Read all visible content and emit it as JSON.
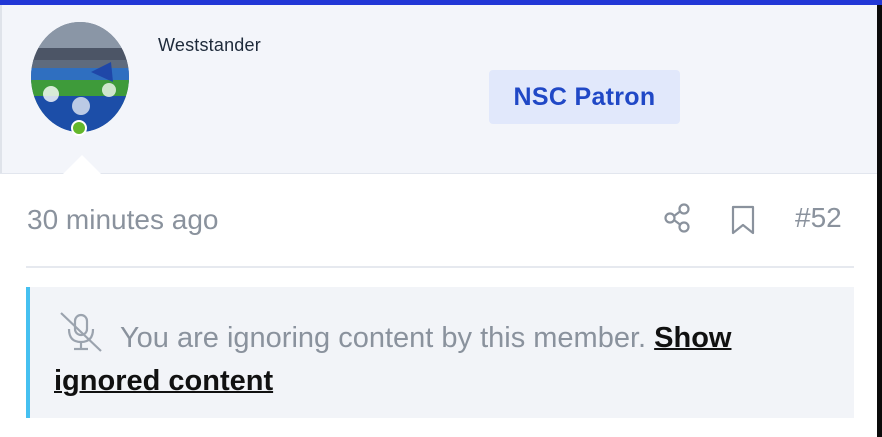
{
  "user": {
    "username": "Weststander",
    "badge": "NSC Patron",
    "status": "online"
  },
  "post": {
    "timestamp": "30 minutes ago",
    "number": "#52"
  },
  "ignored": {
    "message": "You are ignoring content by this member.",
    "link": "Show ignored content"
  },
  "icons": {
    "share": "share-icon",
    "bookmark": "bookmark-icon",
    "muted": "microphone-muted-icon"
  },
  "colors": {
    "accent": "#2137d6",
    "badge_bg": "#e1e8fb",
    "badge_text": "#2048c6",
    "online": "#63b72b",
    "notice_border": "#45c0f0",
    "muted_text": "#8a929d"
  }
}
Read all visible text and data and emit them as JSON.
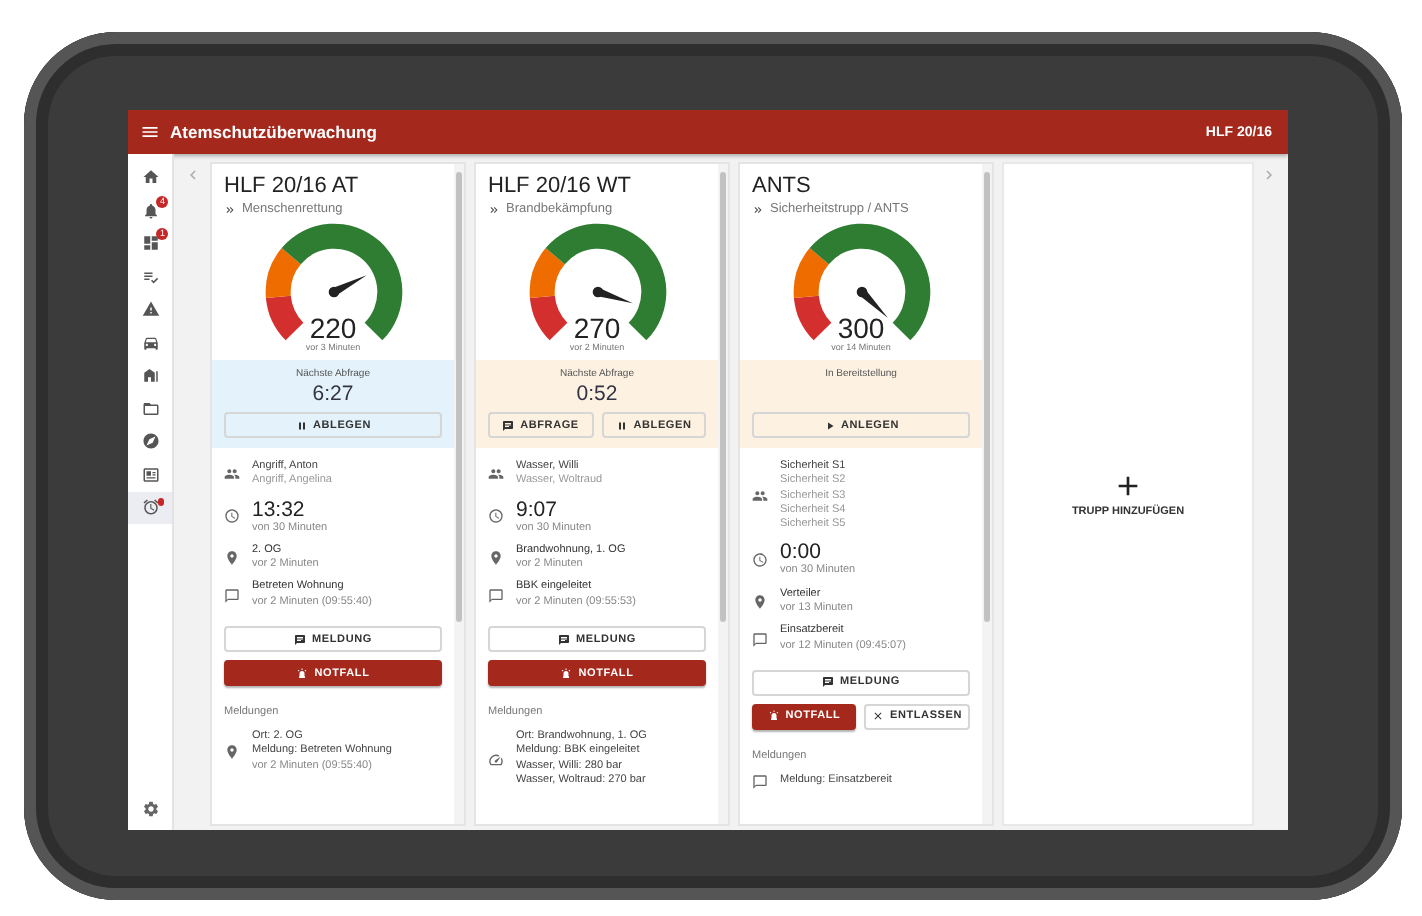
{
  "app_bar": {
    "title": "Atemschutzüberwachung",
    "unit": "HLF 20/16"
  },
  "nav": [
    {
      "selected": false
    },
    {
      "selected": false,
      "badge": "4"
    },
    {
      "selected": false,
      "badge": "1"
    },
    {
      "selected": false
    },
    {
      "selected": false
    },
    {
      "selected": false
    },
    {
      "selected": false
    },
    {
      "selected": false
    },
    {
      "selected": false
    },
    {
      "selected": false
    },
    {
      "selected": true,
      "alert": true
    }
  ],
  "cards": [
    {
      "title": "HLF 20/16 AT",
      "subtitle": "Menschenrettung",
      "gauge": {
        "value": "220",
        "age": "vor 3 Minuten"
      },
      "band": {
        "warning": false,
        "label": "Nächste Abfrage",
        "time": "6:27",
        "actions": [
          {
            "kind": "pause",
            "label": "ABLEGEN"
          }
        ]
      },
      "details": [
        {
          "kind": "crew",
          "members": [
            {
              "name": "Angriff, Anton",
              "leader": true
            },
            {
              "name": "Angriff, Angelina",
              "leader": false
            }
          ]
        },
        {
          "kind": "time",
          "value": "13:32",
          "sub": "von 30 Minuten"
        },
        {
          "kind": "location",
          "value": "2. OG",
          "sub": "vor 2 Minuten"
        },
        {
          "kind": "message",
          "value": "Betreten Wohnung",
          "sub": "vor 2 Minuten (09:55:40)"
        }
      ],
      "buttons": [
        [
          {
            "kind": "message",
            "label": "MELDUNG"
          }
        ],
        [
          {
            "kind": "alarm",
            "label": "NOTFALL"
          }
        ]
      ],
      "log": {
        "heading": "Meldungen",
        "entries": [
          {
            "kind": "location",
            "lines": [
              "Ort: 2. OG",
              "Meldung: Betreten Wohnung"
            ],
            "sub": "vor 2 Minuten (09:55:40)"
          }
        ]
      }
    },
    {
      "title": "HLF 20/16 WT",
      "subtitle": "Brandbekämpfung",
      "gauge": {
        "value": "270",
        "age": "vor 2 Minuten"
      },
      "band": {
        "warning": true,
        "label": "Nächste Abfrage",
        "time": "0:52",
        "actions": [
          {
            "kind": "message",
            "label": "ABFRAGE"
          },
          {
            "kind": "pause",
            "label": "ABLEGEN"
          }
        ]
      },
      "details": [
        {
          "kind": "crew",
          "members": [
            {
              "name": "Wasser, Willi",
              "leader": true
            },
            {
              "name": "Wasser, Woltraud",
              "leader": false
            }
          ]
        },
        {
          "kind": "time",
          "value": "9:07",
          "sub": "von 30 Minuten"
        },
        {
          "kind": "location",
          "value": "Brandwohnung, 1. OG",
          "sub": "vor 2 Minuten"
        },
        {
          "kind": "message",
          "value": "BBK eingeleitet",
          "sub": "vor 2 Minuten (09:55:53)"
        }
      ],
      "buttons": [
        [
          {
            "kind": "message",
            "label": "MELDUNG"
          }
        ],
        [
          {
            "kind": "alarm",
            "label": "NOTFALL"
          }
        ]
      ],
      "log": {
        "heading": "Meldungen",
        "entries": [
          {
            "kind": "gauge",
            "lines": [
              "Ort: Brandwohnung, 1. OG",
              "Meldung: BBK eingeleitet",
              "Wasser, Willi: 280 bar",
              "Wasser, Woltraud: 270 bar"
            ]
          }
        ]
      }
    },
    {
      "title": "ANTS",
      "subtitle": "Sicherheitstrupp / ANTS",
      "gauge": {
        "value": "300",
        "age": "vor 14 Minuten"
      },
      "band": {
        "warning": true,
        "label": "In Bereitstellung",
        "actions": [
          {
            "kind": "play",
            "label": "ANLEGEN"
          }
        ]
      },
      "details": [
        {
          "kind": "crew",
          "members": [
            {
              "name": "Sicherheit S1",
              "leader": true
            },
            {
              "name": "Sicherheit S2",
              "leader": false
            },
            {
              "name": "Sicherheit S3",
              "leader": false
            },
            {
              "name": "Sicherheit S4",
              "leader": false
            },
            {
              "name": "Sicherheit S5",
              "leader": false
            }
          ]
        },
        {
          "kind": "time",
          "value": "0:00",
          "sub": "von 30 Minuten"
        },
        {
          "kind": "location",
          "value": "Verteiler",
          "sub": "vor 13 Minuten"
        },
        {
          "kind": "message",
          "value": "Einsatzbereit",
          "sub": "vor 12 Minuten (09:45:07)"
        }
      ],
      "buttons": [
        [
          {
            "kind": "message",
            "label": "MELDUNG"
          }
        ],
        [
          {
            "kind": "alarm",
            "label": "NOTFALL"
          },
          {
            "kind": "close",
            "label": "ENTLASSEN"
          }
        ]
      ],
      "log": {
        "heading": "Meldungen",
        "entries": [
          {
            "kind": "message",
            "lines": [
              "Meldung: Einsatzbereit"
            ]
          }
        ]
      }
    }
  ],
  "add_panel": {
    "label": "TRUPP HINZUFÜGEN"
  }
}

+--

> DIRECTIONS FOR THIS TASK
Without the pictures, print the records in full, exactly as they appear.

> ANSWER TO THIS TASK
Read all visible content and emit it as JSON.
{
  "user": {
    "username": "Weststander",
    "badge": "NSC Patron",
    "status": "online"
  },
  "post": {
    "timestamp": "30 minutes ago",
    "number": "#52"
  },
  "ignored": {
    "message": "You are ignoring content by this member.",
    "link": "Show ignored content"
  },
  "icons": {
    "share": "share-icon",
    "bookmark": "bookmark-icon",
    "muted": "microphone-muted-icon"
  },
  "colors": {
    "accent": "#2137d6",
    "badge_bg": "#e1e8fb",
    "badge_text": "#2048c6",
    "online": "#63b72b",
    "notice_border": "#45c0f0",
    "muted_text": "#8a929d"
  }
}
Read all visible text and data and emit them as JSON.
{
  "app_bar": {
    "title": "Atemschutzüberwachung",
    "unit": "HLF 20/16"
  },
  "nav": [
    {
      "selected": false
    },
    {
      "selected": false,
      "badge": "4"
    },
    {
      "selected": false,
      "badge": "1"
    },
    {
      "selected": false
    },
    {
      "selected": false
    },
    {
      "selected": false
    },
    {
      "selected": false
    },
    {
      "selected": false
    },
    {
      "selected": false
    },
    {
      "selected": false
    },
    {
      "selected": true,
      "alert": true
    }
  ],
  "cards": [
    {
      "title": "HLF 20/16 AT",
      "subtitle": "Menschenrettung",
      "gauge": {
        "value": "220",
        "age": "vor 3 Minuten"
      },
      "band": {
        "warning": false,
        "label": "Nächste Abfrage",
        "time": "6:27",
        "actions": [
          {
            "kind": "pause",
            "label": "ABLEGEN"
          }
        ]
      },
      "details": [
        {
          "kind": "crew",
          "members": [
            {
              "name": "Angriff, Anton",
              "leader": true
            },
            {
              "name": "Angriff, Angelina",
              "leader": false
            }
          ]
        },
        {
          "kind": "time",
          "value": "13:32",
          "sub": "von 30 Minuten"
        },
        {
          "kind": "location",
          "value": "2. OG",
          "sub": "vor 2 Minuten"
        },
        {
          "kind": "message",
          "value": "Betreten Wohnung",
          "sub": "vor 2 Minuten (09:55:40)"
        }
      ],
      "buttons": [
        [
          {
            "kind": "message",
            "label": "MELDUNG"
          }
        ],
        [
          {
            "kind": "alarm",
            "label": "NOTFALL"
          }
        ]
      ],
      "log": {
        "heading": "Meldungen",
        "entries": [
          {
            "kind": "location",
            "lines": [
              "Ort: 2. OG",
              "Meldung: Betreten Wohnung"
            ],
            "sub": "vor 2 Minuten (09:55:40)"
          }
        ]
      }
    },
    {
      "title": "HLF 20/16 WT",
      "subtitle": "Brandbekämpfung",
      "gauge": {
        "value": "270",
        "age": "vor 2 Minuten"
      },
      "band": {
        "warning": true,
        "label": "Nächste Abfrage",
        "time": "0:52",
        "actions": [
          {
            "kind": "message",
            "label": "ABFRAGE"
          },
          {
            "kind": "pause",
            "label": "ABLEGEN"
          }
        ]
      },
      "details": [
        {
          "kind": "crew",
          "members": [
            {
              "name": "Wasser, Willi",
              "leader": true
            },
            {
              "name": "Wasser, Woltraud",
              "leader": false
            }
          ]
        },
        {
          "kind": "time",
          "value": "9:07",
          "sub": "von 30 Minuten"
        },
        {
          "kind": "location",
          "value": "Brandwohnung, 1. OG",
          "sub": "vor 2 Minuten"
        },
        {
          "kind": "message",
          "value": "BBK eingeleitet",
          "sub": "vor 2 Minuten (09:55:53)"
        }
      ],
      "buttons": [
        [
          {
            "kind": "message",
            "label": "MELDUNG"
          }
        ],
        [
          {
            "kind": "alarm",
            "label": "NOTFALL"
          }
        ]
      ],
      "log": {
        "heading": "Meldungen",
        "entries": [
          {
            "kind": "gauge",
            "lines": [
              "Ort: Brandwohnung, 1. OG",
              "Meldung: BBK eingeleitet",
              "Wasser, Willi: 280 bar",
              "Wasser, Woltraud: 270 bar"
            ]
          }
        ]
      }
    },
    {
      "title": "ANTS",
      "subtitle": "Sicherheitstrupp / ANTS",
      "gauge": {
        "value": "300",
        "age": "vor 14 Minuten"
      },
      "band": {
        "warning": true,
        "label": "In Bereitstellung",
        "actions": [
          {
            "kind": "play",
            "label": "ANLEGEN"
          }
        ]
      },
      "details": [
        {
          "kind": "crew",
          "members": [
            {
              "name": "Sicherheit S1",
              "leader": true
            },
            {
              "name": "Sicherheit S2",
              "leader": false
            },
            {
              "name": "Sicherheit S3",
              "leader": false
            },
            {
              "name": "Sicherheit S4",
              "leader": false
            },
            {
              "name": "Sicherheit S5",
              "leader": false
            }
          ]
        },
        {
          "kind": "time",
          "value": "0:00",
          "sub": "von 30 Minuten"
        },
        {
          "kind": "location",
          "value": "Verteiler",
          "sub": "vor 13 Minuten"
        },
        {
          "kind": "message",
          "value": "Einsatzbereit",
          "sub": "vor 12 Minuten (09:45:07)"
        }
      ],
      "buttons": [
        [
          {
            "kind": "message",
            "label": "MELDUNG"
          }
        ],
        [
          {
            "kind": "alarm",
            "label": "NOTFALL"
          },
          {
            "kind": "close",
            "label": "ENTLASSEN"
          }
        ]
      ],
      "log": {
        "heading": "Meldungen",
        "entries": [
          {
            "kind": "message",
            "lines": [
              "Meldung: Einsatzbereit"
            ]
          }
        ]
      }
    }
  ],
  "add_panel": {
    "label": "TRUPP HINZUFÜGEN"
  }
}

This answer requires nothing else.